DIRECTIVE: Consider the data that follows and state how many lines contain the string "type", using the number alone.

DATA PROVIDED:
◇ ◇ ◇ ◇ ◇
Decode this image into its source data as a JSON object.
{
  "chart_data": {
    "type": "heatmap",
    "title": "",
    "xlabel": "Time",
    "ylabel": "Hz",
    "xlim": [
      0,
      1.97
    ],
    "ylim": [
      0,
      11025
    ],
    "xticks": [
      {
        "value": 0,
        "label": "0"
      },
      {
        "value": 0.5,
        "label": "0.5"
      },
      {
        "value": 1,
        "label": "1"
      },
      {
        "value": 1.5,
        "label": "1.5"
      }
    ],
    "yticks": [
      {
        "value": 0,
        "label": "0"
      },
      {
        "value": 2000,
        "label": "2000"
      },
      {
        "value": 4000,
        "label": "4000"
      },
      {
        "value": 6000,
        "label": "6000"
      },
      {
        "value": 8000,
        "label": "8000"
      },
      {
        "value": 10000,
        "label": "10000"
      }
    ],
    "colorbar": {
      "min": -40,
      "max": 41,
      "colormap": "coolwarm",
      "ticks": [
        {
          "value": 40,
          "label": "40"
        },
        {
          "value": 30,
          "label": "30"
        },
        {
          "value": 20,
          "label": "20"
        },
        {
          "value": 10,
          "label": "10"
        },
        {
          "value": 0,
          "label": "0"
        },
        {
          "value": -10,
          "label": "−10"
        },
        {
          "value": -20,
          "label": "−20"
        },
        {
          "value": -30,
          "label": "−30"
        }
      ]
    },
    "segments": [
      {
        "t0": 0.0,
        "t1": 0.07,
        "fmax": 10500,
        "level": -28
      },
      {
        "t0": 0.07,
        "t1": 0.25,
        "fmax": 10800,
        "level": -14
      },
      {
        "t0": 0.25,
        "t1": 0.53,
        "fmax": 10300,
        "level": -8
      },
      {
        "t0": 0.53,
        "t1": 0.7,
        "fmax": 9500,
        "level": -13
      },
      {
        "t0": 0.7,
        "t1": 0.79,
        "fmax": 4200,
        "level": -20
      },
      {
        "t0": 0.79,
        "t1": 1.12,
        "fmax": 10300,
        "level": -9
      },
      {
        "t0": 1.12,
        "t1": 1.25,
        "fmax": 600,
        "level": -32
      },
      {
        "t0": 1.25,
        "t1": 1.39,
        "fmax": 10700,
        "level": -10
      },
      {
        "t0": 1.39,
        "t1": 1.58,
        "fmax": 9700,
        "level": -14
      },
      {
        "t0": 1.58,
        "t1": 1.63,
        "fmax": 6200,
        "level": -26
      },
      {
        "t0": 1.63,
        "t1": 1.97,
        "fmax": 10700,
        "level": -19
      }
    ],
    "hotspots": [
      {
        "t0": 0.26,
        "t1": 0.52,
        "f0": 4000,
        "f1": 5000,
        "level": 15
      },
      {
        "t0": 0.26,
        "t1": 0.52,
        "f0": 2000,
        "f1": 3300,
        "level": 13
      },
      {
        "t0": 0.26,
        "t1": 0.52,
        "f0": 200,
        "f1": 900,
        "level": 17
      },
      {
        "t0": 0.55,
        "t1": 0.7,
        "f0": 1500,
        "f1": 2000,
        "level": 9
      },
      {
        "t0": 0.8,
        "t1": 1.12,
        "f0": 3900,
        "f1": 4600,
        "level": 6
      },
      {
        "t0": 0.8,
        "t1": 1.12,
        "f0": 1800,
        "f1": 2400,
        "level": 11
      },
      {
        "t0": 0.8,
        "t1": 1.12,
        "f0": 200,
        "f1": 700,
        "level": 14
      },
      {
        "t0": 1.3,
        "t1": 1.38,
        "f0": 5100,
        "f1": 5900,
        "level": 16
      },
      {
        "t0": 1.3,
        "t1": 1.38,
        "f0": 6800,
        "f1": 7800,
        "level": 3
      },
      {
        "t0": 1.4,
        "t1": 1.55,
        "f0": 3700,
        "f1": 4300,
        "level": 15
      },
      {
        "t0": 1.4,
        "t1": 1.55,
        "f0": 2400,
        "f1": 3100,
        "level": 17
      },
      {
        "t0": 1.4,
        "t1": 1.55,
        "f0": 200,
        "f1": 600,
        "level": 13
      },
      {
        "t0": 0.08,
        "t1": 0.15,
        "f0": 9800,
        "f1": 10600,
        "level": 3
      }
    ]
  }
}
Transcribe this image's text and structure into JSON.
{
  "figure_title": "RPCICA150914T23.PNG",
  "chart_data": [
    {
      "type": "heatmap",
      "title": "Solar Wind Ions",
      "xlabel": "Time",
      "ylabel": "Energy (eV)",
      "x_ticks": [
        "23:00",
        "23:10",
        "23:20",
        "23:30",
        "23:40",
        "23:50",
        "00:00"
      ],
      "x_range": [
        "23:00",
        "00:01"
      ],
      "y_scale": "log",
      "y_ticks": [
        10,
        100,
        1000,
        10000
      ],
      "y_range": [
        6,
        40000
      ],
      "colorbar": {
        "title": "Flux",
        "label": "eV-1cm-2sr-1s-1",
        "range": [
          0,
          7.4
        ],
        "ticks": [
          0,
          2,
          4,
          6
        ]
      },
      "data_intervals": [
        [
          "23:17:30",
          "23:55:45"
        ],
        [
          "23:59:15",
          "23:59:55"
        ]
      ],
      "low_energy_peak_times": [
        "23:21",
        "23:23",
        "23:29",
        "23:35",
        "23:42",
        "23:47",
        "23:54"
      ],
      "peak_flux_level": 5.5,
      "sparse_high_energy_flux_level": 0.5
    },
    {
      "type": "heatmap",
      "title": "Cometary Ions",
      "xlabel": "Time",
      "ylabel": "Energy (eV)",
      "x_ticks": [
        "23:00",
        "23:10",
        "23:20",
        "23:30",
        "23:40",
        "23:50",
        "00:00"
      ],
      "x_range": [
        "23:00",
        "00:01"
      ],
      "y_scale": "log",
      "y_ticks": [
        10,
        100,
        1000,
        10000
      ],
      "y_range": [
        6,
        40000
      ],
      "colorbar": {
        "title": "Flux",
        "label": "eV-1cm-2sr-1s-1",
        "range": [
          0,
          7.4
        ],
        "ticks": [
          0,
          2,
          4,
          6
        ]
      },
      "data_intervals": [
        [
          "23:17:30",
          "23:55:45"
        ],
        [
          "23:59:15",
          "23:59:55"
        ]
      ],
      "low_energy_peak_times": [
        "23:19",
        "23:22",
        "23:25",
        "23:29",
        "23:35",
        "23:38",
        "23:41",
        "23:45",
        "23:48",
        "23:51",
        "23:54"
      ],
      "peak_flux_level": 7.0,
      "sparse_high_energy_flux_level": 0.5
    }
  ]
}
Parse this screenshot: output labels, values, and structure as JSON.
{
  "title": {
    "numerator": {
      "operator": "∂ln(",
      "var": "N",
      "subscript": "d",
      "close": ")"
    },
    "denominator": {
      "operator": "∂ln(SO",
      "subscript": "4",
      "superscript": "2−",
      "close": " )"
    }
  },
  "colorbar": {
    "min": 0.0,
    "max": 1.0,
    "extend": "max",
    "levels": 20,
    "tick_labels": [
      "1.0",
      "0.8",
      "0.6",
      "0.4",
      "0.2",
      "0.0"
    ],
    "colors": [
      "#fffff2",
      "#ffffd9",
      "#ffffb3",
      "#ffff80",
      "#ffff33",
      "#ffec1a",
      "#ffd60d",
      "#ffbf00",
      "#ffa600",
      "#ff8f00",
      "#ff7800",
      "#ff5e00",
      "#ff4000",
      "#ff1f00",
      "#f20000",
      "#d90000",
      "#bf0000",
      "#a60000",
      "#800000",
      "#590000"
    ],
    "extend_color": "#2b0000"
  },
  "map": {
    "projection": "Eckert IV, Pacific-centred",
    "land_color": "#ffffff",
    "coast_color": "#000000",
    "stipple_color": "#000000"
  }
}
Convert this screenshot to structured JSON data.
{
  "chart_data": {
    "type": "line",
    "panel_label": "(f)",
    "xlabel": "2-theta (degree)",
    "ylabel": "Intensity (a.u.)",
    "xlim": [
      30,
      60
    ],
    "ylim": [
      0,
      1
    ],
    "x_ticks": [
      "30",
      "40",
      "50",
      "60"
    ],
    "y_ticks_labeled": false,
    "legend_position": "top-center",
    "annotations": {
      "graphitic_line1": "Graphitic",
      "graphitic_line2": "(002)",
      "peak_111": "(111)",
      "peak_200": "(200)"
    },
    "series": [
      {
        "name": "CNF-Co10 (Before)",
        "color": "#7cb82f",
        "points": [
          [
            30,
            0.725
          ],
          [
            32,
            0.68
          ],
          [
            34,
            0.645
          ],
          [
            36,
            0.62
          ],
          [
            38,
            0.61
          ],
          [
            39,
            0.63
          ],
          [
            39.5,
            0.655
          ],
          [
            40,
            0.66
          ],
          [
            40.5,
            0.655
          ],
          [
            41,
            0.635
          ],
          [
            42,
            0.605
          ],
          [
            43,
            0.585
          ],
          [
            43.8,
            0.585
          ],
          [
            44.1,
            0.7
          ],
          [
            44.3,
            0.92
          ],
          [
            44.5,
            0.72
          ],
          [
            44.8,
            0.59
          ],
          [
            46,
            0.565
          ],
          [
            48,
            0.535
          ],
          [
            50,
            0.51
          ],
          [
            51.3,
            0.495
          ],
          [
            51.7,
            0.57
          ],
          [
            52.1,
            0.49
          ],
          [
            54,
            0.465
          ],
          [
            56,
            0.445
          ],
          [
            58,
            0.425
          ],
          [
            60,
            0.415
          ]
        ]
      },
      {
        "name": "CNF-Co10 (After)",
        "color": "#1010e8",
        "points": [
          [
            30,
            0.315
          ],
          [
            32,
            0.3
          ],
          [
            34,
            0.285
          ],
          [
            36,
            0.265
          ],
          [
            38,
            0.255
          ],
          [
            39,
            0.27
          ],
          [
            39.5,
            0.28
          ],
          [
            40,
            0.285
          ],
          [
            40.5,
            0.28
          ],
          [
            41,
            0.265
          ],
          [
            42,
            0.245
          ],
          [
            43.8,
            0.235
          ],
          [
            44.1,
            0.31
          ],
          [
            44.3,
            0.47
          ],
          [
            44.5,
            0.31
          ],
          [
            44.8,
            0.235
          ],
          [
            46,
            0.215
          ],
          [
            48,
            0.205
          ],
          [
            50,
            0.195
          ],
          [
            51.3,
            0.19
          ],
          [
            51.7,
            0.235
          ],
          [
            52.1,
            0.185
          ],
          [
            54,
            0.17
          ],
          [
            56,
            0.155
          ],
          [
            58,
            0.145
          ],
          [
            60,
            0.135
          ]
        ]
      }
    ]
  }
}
◇ ◇ ◇ ◇ ◇
EXERCISE ANSWER: 4